**SUPPLIED RECORDS:**
= = = =
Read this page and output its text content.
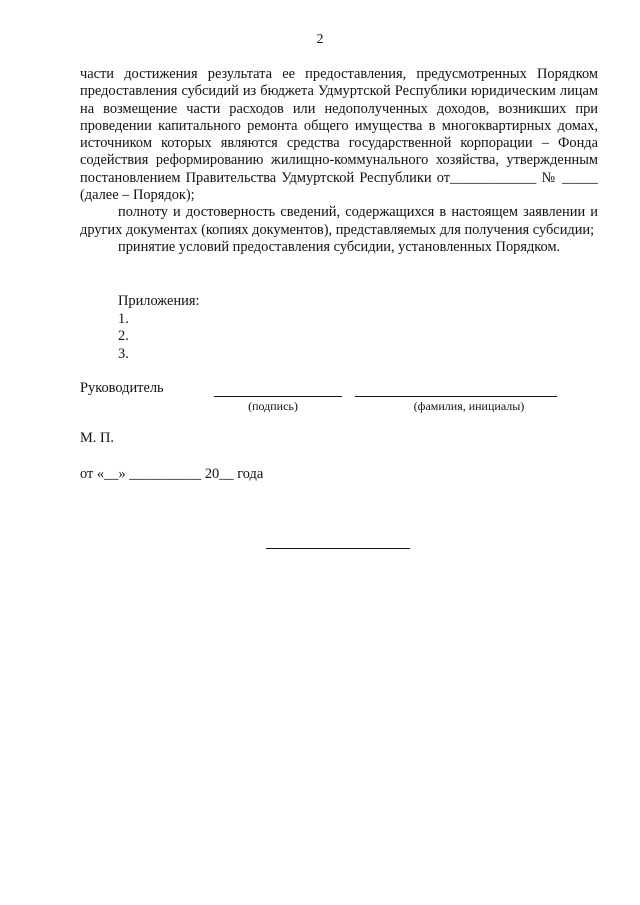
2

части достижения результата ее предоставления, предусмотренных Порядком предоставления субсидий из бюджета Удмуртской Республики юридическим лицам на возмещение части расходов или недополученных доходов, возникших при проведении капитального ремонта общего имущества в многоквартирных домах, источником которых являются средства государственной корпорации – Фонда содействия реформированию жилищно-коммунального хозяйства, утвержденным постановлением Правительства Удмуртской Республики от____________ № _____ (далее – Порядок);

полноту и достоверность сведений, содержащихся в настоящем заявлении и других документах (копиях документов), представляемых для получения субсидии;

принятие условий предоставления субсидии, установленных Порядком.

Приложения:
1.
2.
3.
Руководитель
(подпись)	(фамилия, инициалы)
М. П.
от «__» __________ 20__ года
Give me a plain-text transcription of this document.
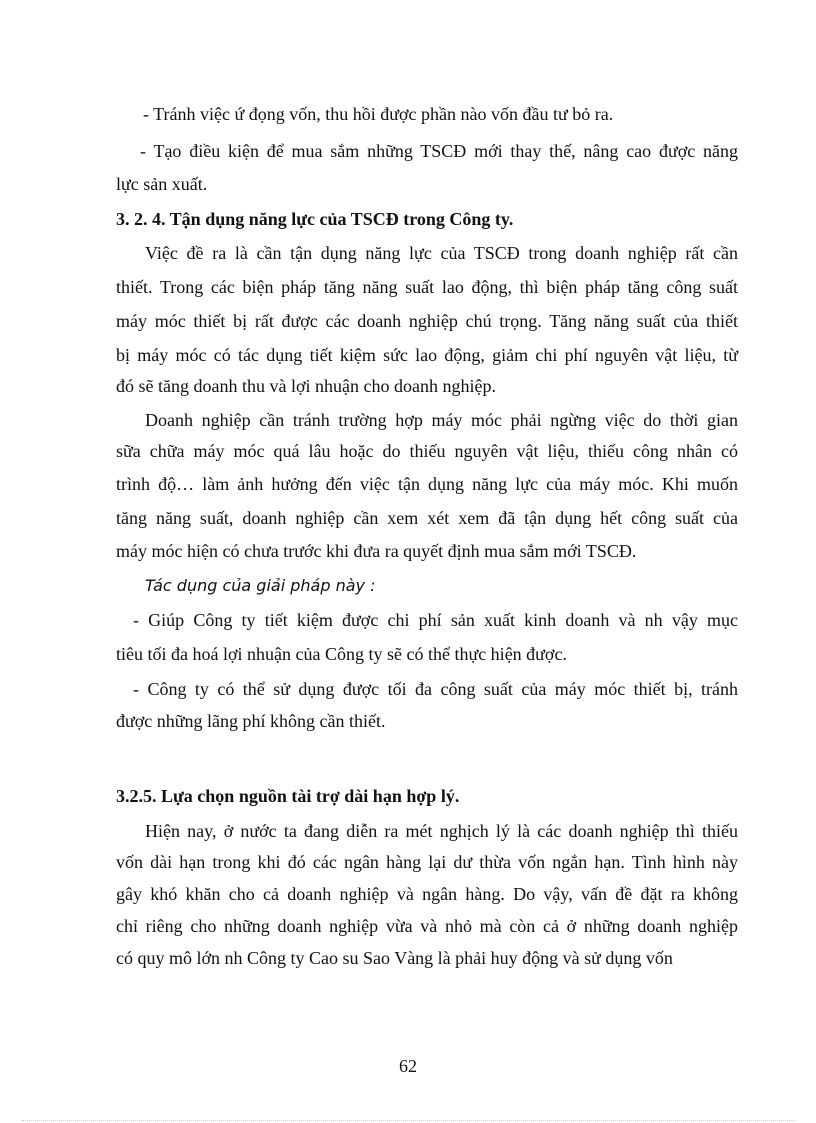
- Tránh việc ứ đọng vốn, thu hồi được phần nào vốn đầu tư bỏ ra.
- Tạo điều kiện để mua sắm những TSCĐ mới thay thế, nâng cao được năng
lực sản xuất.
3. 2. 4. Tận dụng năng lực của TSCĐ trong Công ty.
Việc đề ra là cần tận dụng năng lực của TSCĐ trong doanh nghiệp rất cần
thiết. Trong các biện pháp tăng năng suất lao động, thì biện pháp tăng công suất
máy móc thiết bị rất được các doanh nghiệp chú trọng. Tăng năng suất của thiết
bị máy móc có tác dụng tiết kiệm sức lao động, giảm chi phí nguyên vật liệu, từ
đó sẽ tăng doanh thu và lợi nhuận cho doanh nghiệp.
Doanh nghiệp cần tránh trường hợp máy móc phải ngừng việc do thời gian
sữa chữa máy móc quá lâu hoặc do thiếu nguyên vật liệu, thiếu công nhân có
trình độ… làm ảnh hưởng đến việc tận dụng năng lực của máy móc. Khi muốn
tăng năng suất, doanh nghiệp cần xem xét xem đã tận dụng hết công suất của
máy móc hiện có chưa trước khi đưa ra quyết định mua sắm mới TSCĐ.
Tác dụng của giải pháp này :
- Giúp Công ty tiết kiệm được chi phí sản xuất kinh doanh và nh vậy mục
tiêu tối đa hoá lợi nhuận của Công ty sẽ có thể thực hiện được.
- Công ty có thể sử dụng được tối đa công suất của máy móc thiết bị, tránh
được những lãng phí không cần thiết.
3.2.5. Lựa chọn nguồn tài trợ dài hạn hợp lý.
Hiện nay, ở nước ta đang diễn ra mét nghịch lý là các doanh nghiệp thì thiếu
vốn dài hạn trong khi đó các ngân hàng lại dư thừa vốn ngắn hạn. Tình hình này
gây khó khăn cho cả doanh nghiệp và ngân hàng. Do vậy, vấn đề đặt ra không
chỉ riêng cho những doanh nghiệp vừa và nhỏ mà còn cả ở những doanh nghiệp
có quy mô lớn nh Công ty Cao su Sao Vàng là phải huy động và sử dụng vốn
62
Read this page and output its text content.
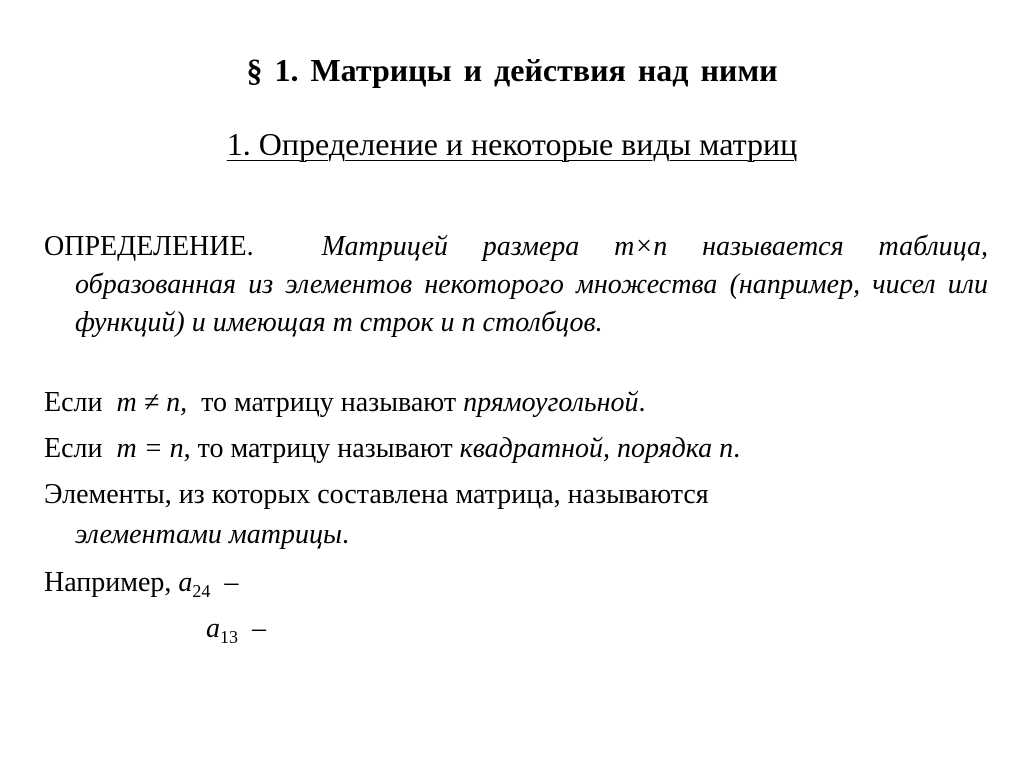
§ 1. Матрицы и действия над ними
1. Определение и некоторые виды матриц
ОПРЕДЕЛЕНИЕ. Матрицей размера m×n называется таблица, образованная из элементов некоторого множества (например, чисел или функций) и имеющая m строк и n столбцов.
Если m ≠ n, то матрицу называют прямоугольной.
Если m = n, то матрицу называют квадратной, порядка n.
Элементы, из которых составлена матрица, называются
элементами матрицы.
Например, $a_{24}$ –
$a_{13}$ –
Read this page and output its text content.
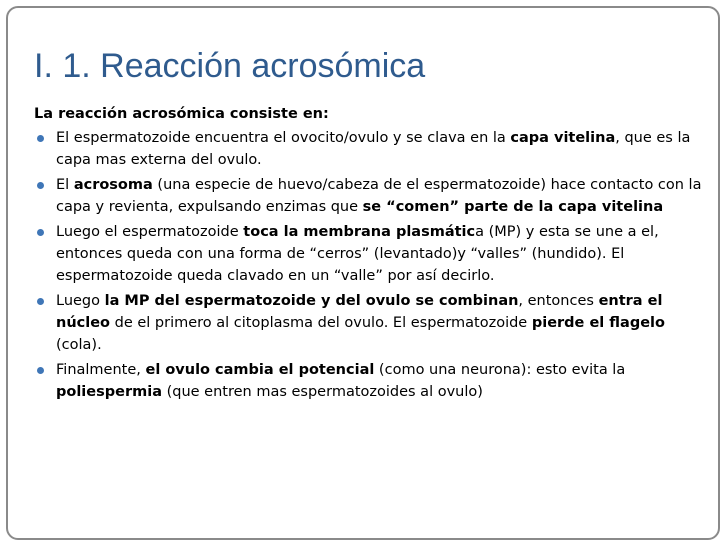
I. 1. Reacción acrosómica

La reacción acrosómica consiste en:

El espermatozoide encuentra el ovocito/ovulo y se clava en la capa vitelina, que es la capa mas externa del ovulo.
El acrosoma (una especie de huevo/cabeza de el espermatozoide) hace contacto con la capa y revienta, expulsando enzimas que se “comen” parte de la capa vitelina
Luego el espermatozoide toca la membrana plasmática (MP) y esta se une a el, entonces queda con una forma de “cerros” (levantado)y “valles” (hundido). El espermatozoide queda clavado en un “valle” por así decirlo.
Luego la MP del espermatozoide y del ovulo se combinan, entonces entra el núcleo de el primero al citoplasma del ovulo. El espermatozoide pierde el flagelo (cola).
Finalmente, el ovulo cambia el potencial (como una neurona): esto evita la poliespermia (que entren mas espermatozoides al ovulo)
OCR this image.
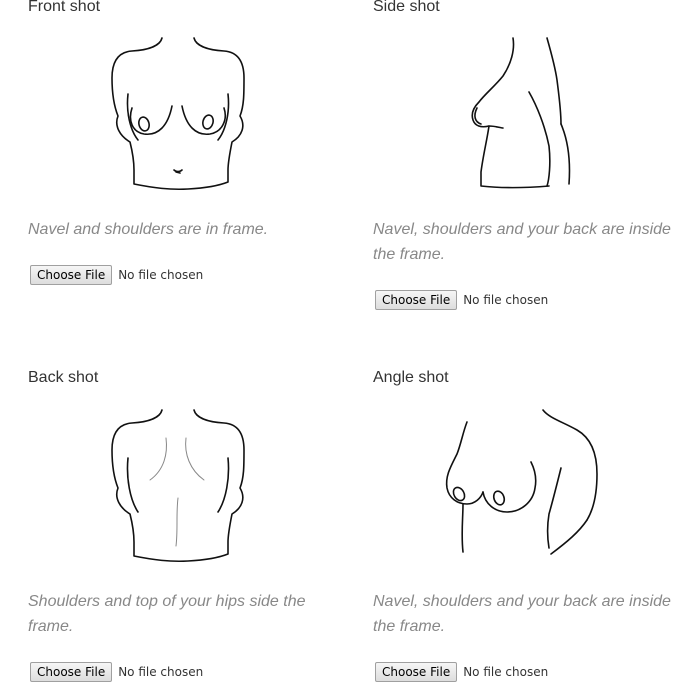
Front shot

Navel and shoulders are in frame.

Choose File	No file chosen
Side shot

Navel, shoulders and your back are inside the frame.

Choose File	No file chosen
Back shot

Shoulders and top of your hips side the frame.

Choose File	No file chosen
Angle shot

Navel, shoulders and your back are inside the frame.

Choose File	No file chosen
= = = =
**EXERCISE DIRECTIONS:**
Write the lines above out again exactly, without any of their pictures.

**THE REPLY:**
Read this page and output its text content.
2

части достижения результата ее предоставления, предусмотренных Порядком предоставления субсидий из бюджета Удмуртской Республики юридическим лицам на возмещение части расходов или недополученных доходов, возникших при проведении капитального ремонта общего имущества в многоквартирных домах, источником которых являются средства государственной корпорации – Фонда содействия реформированию жилищно-коммунального хозяйства, утвержденным постановлением Правительства Удмуртской Республики от____________ № _____ (далее – Порядок);

полноту и достоверность сведений, содержащихся в настоящем заявлении и других документах (копиях документов), представляемых для получения субсидии;

принятие условий предоставления субсидии, установленных Порядком.

Приложения:
1.
2.
3.
Руководитель
(подпись)	(фамилия, инициалы)
М. П.
от «__» __________ 20__ года
Give me a plain-text transcription of this document.
- Tránh việc ứ đọng vốn, thu hồi được phần nào vốn đầu tư bỏ ra.
- Tạo điều kiện để mua sắm những TSCĐ mới thay thế, nâng cao được năng
lực sản xuất.
3. 2. 4. Tận dụng năng lực của TSCĐ trong Công ty.
Việc đề ra là cần tận dụng năng lực của TSCĐ trong doanh nghiệp rất cần
thiết. Trong các biện pháp tăng năng suất lao động, thì biện pháp tăng công suất
máy móc thiết bị rất được các doanh nghiệp chú trọng. Tăng năng suất của thiết
bị máy móc có tác dụng tiết kiệm sức lao động, giảm chi phí nguyên vật liệu, từ
đó sẽ tăng doanh thu và lợi nhuận cho doanh nghiệp.
Doanh nghiệp cần tránh trường hợp máy móc phải ngừng việc do thời gian
sữa chữa máy móc quá lâu hoặc do thiếu nguyên vật liệu, thiếu công nhân có
trình độ… làm ảnh hưởng đến việc tận dụng năng lực của máy móc. Khi muốn
tăng năng suất, doanh nghiệp cần xem xét xem đã tận dụng hết công suất của
máy móc hiện có chưa trước khi đưa ra quyết định mua sắm mới TSCĐ.
Tác dụng của giải pháp này :
- Giúp Công ty tiết kiệm được chi phí sản xuất kinh doanh và nh vậy mục
tiêu tối đa hoá lợi nhuận của Công ty sẽ có thể thực hiện được.
- Công ty có thể sử dụng được tối đa công suất của máy móc thiết bị, tránh
được những lãng phí không cần thiết.
3.2.5. Lựa chọn nguồn tài trợ dài hạn hợp lý.
Hiện nay, ở nước ta đang diễn ra mét nghịch lý là các doanh nghiệp thì thiếu
vốn dài hạn trong khi đó các ngân hàng lại dư thừa vốn ngắn hạn. Tình hình này
gây khó khăn cho cả doanh nghiệp và ngân hàng. Do vậy, vấn đề đặt ra không
chỉ riêng cho những doanh nghiệp vừa và nhỏ mà còn cả ở những doanh nghiệp
có quy mô lớn nh Công ty Cao su Sao Vàng là phải huy động và sử dụng vốn
62
Read this page and output its text content.
§ 1. Матрицы и действия над ними
1. Определение и некоторые виды матриц
ОПРЕДЕЛЕНИЕ. Матрицей размера m×n называется таблица, образованная из элементов некоторого множества (например, чисел или функций) и имеющая m строк и n столбцов.
Если m ≠ n, то матрицу называют прямоугольной.
Если m = n, то матрицу называют квадратной, порядка n.
Элементы, из которых составлена матрица, называются
элементами матрицы.
Например, $a_{24}$ –
$a_{13}$ –
Read this page and output its text content.
I. 1. Reacción acrosómica

La reacción acrosómica consiste en:

El espermatozoide encuentra el ovocito/ovulo y se clava en la capa vitelina, que es la capa mas externa del ovulo.
El acrosoma (una especie de huevo/cabeza de el espermatozoide) hace contacto con la capa y revienta, expulsando enzimas que se “comen” parte de la capa vitelina
Luego el espermatozoide toca la membrana plasmática (MP) y esta se une a el, entonces queda con una forma de “cerros” (levantado)y “valles” (hundido). El espermatozoide queda clavado en un “valle” por así decirlo.
Luego la MP del espermatozoide y del ovulo se combinan, entonces entra el núcleo de el primero al citoplasma del ovulo. El espermatozoide pierde el flagelo (cola).
Finalmente, el ovulo cambia el potencial (como una neurona): esto evita la poliespermia (que entren mas espermatozoides al ovulo)
OCR this image.
Front shot

Navel and shoulders are in frame.

Choose File	No file chosen
Side shot

Navel, shoulders and your back are inside the frame.

Choose File	No file chosen
Back shot

Shoulders and top of your hips side the frame.

Choose File	No file chosen
Angle shot

Navel, shoulders and your back are inside the frame.

Choose File	No file chosen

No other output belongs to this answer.